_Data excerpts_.
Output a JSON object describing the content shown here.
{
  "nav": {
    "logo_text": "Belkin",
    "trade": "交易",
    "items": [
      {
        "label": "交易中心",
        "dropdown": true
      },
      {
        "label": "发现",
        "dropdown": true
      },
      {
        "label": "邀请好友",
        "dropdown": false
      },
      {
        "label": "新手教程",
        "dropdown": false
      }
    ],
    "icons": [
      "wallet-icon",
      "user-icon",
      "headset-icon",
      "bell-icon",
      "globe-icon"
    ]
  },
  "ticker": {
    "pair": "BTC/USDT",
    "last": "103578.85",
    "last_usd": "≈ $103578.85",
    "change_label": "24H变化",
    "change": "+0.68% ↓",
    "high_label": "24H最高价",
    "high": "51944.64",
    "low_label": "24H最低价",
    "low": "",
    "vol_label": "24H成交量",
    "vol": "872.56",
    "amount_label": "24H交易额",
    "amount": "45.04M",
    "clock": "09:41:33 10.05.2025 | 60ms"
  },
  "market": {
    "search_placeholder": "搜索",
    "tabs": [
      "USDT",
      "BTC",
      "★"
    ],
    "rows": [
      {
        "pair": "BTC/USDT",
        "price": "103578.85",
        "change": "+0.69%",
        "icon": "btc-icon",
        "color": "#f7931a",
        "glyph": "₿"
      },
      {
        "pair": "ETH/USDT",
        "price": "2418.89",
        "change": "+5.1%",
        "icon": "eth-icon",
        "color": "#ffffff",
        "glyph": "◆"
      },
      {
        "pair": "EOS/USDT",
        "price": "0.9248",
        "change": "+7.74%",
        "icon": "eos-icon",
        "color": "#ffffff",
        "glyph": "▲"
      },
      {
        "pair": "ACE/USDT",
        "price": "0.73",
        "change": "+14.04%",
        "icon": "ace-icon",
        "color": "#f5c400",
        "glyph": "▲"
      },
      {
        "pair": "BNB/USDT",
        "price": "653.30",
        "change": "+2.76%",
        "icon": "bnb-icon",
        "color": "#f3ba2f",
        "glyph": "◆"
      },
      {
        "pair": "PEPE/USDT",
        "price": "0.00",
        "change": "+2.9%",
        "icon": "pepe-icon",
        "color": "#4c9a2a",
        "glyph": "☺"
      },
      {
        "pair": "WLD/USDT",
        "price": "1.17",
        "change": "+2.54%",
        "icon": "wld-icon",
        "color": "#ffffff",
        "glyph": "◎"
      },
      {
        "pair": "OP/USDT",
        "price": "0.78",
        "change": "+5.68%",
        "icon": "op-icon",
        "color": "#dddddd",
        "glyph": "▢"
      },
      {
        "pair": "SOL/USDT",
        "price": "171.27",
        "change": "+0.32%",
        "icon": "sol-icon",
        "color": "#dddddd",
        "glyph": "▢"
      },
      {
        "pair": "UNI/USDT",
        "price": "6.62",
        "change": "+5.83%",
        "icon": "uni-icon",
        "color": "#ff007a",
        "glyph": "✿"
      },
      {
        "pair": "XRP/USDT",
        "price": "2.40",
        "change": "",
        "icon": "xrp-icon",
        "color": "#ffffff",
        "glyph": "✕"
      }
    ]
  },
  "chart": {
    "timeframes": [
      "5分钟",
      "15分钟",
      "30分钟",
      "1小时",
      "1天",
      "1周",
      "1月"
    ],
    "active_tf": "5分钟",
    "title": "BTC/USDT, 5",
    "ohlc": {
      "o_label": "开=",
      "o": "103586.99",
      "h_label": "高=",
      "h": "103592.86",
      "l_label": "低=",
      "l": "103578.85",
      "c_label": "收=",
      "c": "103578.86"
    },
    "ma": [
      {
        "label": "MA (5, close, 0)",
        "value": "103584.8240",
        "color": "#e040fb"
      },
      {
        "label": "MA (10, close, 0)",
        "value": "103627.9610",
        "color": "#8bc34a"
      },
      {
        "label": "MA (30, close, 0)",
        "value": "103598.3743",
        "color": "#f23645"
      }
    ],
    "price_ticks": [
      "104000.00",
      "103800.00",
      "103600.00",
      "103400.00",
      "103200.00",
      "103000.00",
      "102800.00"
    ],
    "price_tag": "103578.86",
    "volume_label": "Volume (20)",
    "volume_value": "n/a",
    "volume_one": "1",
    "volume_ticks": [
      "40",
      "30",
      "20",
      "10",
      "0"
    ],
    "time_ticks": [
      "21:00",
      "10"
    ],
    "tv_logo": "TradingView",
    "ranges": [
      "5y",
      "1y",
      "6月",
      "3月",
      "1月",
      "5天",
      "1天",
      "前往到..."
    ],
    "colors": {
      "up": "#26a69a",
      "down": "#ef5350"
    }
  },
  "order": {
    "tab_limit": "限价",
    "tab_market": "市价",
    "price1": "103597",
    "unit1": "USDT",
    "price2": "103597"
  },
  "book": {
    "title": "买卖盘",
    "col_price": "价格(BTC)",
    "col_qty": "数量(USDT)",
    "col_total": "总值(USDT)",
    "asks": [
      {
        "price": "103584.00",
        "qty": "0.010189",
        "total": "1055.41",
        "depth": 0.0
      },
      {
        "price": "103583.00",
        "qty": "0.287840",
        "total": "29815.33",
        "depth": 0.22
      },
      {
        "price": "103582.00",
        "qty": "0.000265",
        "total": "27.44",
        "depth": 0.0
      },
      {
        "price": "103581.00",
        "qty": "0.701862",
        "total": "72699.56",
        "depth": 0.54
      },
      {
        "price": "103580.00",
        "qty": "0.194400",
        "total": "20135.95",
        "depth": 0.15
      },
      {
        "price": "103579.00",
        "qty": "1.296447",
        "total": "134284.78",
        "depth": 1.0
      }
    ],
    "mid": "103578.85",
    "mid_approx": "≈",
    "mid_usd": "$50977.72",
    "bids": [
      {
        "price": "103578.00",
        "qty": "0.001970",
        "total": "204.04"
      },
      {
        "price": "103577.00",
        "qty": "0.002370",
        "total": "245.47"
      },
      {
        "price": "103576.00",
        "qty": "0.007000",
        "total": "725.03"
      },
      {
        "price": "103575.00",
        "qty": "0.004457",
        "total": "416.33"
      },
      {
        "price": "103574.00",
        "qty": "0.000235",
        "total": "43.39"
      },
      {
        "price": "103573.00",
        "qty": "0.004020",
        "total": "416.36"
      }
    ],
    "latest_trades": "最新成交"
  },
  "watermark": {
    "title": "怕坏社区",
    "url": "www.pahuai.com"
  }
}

_Job_. Copy all the entries verbatim.

_Answer to this exercise_.
Output a JSON object describing the content shown here.
{
  "nav": {
    "logo_text": "Belkin",
    "trade": "交易",
    "items": [
      {
        "label": "交易中心",
        "dropdown": true
      },
      {
        "label": "发现",
        "dropdown": true
      },
      {
        "label": "邀请好友",
        "dropdown": false
      },
      {
        "label": "新手教程",
        "dropdown": false
      }
    ],
    "icons": [
      "wallet-icon",
      "user-icon",
      "headset-icon",
      "bell-icon",
      "globe-icon"
    ]
  },
  "ticker": {
    "pair": "BTC/USDT",
    "last": "103578.85",
    "last_usd": "≈ $103578.85",
    "change_label": "24H变化",
    "change": "+0.68% ↓",
    "high_label": "24H最高价",
    "high": "51944.64",
    "low_label": "24H最低价",
    "low": "",
    "vol_label": "24H成交量",
    "vol": "872.56",
    "amount_label": "24H交易额",
    "amount": "45.04M",
    "clock": "09:41:33 10.05.2025 | 60ms"
  },
  "market": {
    "search_placeholder": "搜索",
    "tabs": [
      "USDT",
      "BTC",
      "★"
    ],
    "rows": [
      {
        "pair": "BTC/USDT",
        "price": "103578.85",
        "change": "+0.69%",
        "icon": "btc-icon",
        "color": "#f7931a",
        "glyph": "₿"
      },
      {
        "pair": "ETH/USDT",
        "price": "2418.89",
        "change": "+5.1%",
        "icon": "eth-icon",
        "color": "#ffffff",
        "glyph": "◆"
      },
      {
        "pair": "EOS/USDT",
        "price": "0.9248",
        "change": "+7.74%",
        "icon": "eos-icon",
        "color": "#ffffff",
        "glyph": "▲"
      },
      {
        "pair": "ACE/USDT",
        "price": "0.73",
        "change": "+14.04%",
        "icon": "ace-icon",
        "color": "#f5c400",
        "glyph": "▲"
      },
      {
        "pair": "BNB/USDT",
        "price": "653.30",
        "change": "+2.76%",
        "icon": "bnb-icon",
        "color": "#f3ba2f",
        "glyph": "◆"
      },
      {
        "pair": "PEPE/USDT",
        "price": "0.00",
        "change": "+2.9%",
        "icon": "pepe-icon",
        "color": "#4c9a2a",
        "glyph": "☺"
      },
      {
        "pair": "WLD/USDT",
        "price": "1.17",
        "change": "+2.54%",
        "icon": "wld-icon",
        "color": "#ffffff",
        "glyph": "◎"
      },
      {
        "pair": "OP/USDT",
        "price": "0.78",
        "change": "+5.68%",
        "icon": "op-icon",
        "color": "#dddddd",
        "glyph": "▢"
      },
      {
        "pair": "SOL/USDT",
        "price": "171.27",
        "change": "+0.32%",
        "icon": "sol-icon",
        "color": "#dddddd",
        "glyph": "▢"
      },
      {
        "pair": "UNI/USDT",
        "price": "6.62",
        "change": "+5.83%",
        "icon": "uni-icon",
        "color": "#ff007a",
        "glyph": "✿"
      },
      {
        "pair": "XRP/USDT",
        "price": "2.40",
        "change": "",
        "icon": "xrp-icon",
        "color": "#ffffff",
        "glyph": "✕"
      }
    ]
  },
  "chart": {
    "timeframes": [
      "5分钟",
      "15分钟",
      "30分钟",
      "1小时",
      "1天",
      "1周",
      "1月"
    ],
    "active_tf": "5分钟",
    "title": "BTC/USDT, 5",
    "ohlc": {
      "o_label": "开=",
      "o": "103586.99",
      "h_label": "高=",
      "h": "103592.86",
      "l_label": "低=",
      "l": "103578.85",
      "c_label": "收=",
      "c": "103578.86"
    },
    "ma": [
      {
        "label": "MA (5, close, 0)",
        "value": "103584.8240",
        "color": "#e040fb"
      },
      {
        "label": "MA (10, close, 0)",
        "value": "103627.9610",
        "color": "#8bc34a"
      },
      {
        "label": "MA (30, close, 0)",
        "value": "103598.3743",
        "color": "#f23645"
      }
    ],
    "price_ticks": [
      "104000.00",
      "103800.00",
      "103600.00",
      "103400.00",
      "103200.00",
      "103000.00",
      "102800.00"
    ],
    "price_tag": "103578.86",
    "volume_label": "Volume (20)",
    "volume_value": "n/a",
    "volume_one": "1",
    "volume_ticks": [
      "40",
      "30",
      "20",
      "10",
      "0"
    ],
    "time_ticks": [
      "21:00",
      "10"
    ],
    "tv_logo": "TradingView",
    "ranges": [
      "5y",
      "1y",
      "6月",
      "3月",
      "1月",
      "5天",
      "1天",
      "前往到..."
    ],
    "colors": {
      "up": "#26a69a",
      "down": "#ef5350"
    }
  },
  "order": {
    "tab_limit": "限价",
    "tab_market": "市价",
    "price1": "103597",
    "unit1": "USDT",
    "price2": "103597"
  },
  "book": {
    "title": "买卖盘",
    "col_price": "价格(BTC)",
    "col_qty": "数量(USDT)",
    "col_total": "总值(USDT)",
    "asks": [
      {
        "price": "103584.00",
        "qty": "0.010189",
        "total": "1055.41",
        "depth": 0.0
      },
      {
        "price": "103583.00",
        "qty": "0.287840",
        "total": "29815.33",
        "depth": 0.22
      },
      {
        "price": "103582.00",
        "qty": "0.000265",
        "total": "27.44",
        "depth": 0.0
      },
      {
        "price": "103581.00",
        "qty": "0.701862",
        "total": "72699.56",
        "depth": 0.54
      },
      {
        "price": "103580.00",
        "qty": "0.194400",
        "total": "20135.95",
        "depth": 0.15
      },
      {
        "price": "103579.00",
        "qty": "1.296447",
        "total": "134284.78",
        "depth": 1.0
      }
    ],
    "mid": "103578.85",
    "mid_approx": "≈",
    "mid_usd": "$50977.72",
    "bids": [
      {
        "price": "103578.00",
        "qty": "0.001970",
        "total": "204.04"
      },
      {
        "price": "103577.00",
        "qty": "0.002370",
        "total": "245.47"
      },
      {
        "price": "103576.00",
        "qty": "0.007000",
        "total": "725.03"
      },
      {
        "price": "103575.00",
        "qty": "0.004457",
        "total": "416.33"
      },
      {
        "price": "103574.00",
        "qty": "0.000235",
        "total": "43.39"
      },
      {
        "price": "103573.00",
        "qty": "0.004020",
        "total": "416.36"
      }
    ],
    "latest_trades": "最新成交"
  },
  "watermark": {
    "title": "怕坏社区",
    "url": "www.pahuai.com"
  }
}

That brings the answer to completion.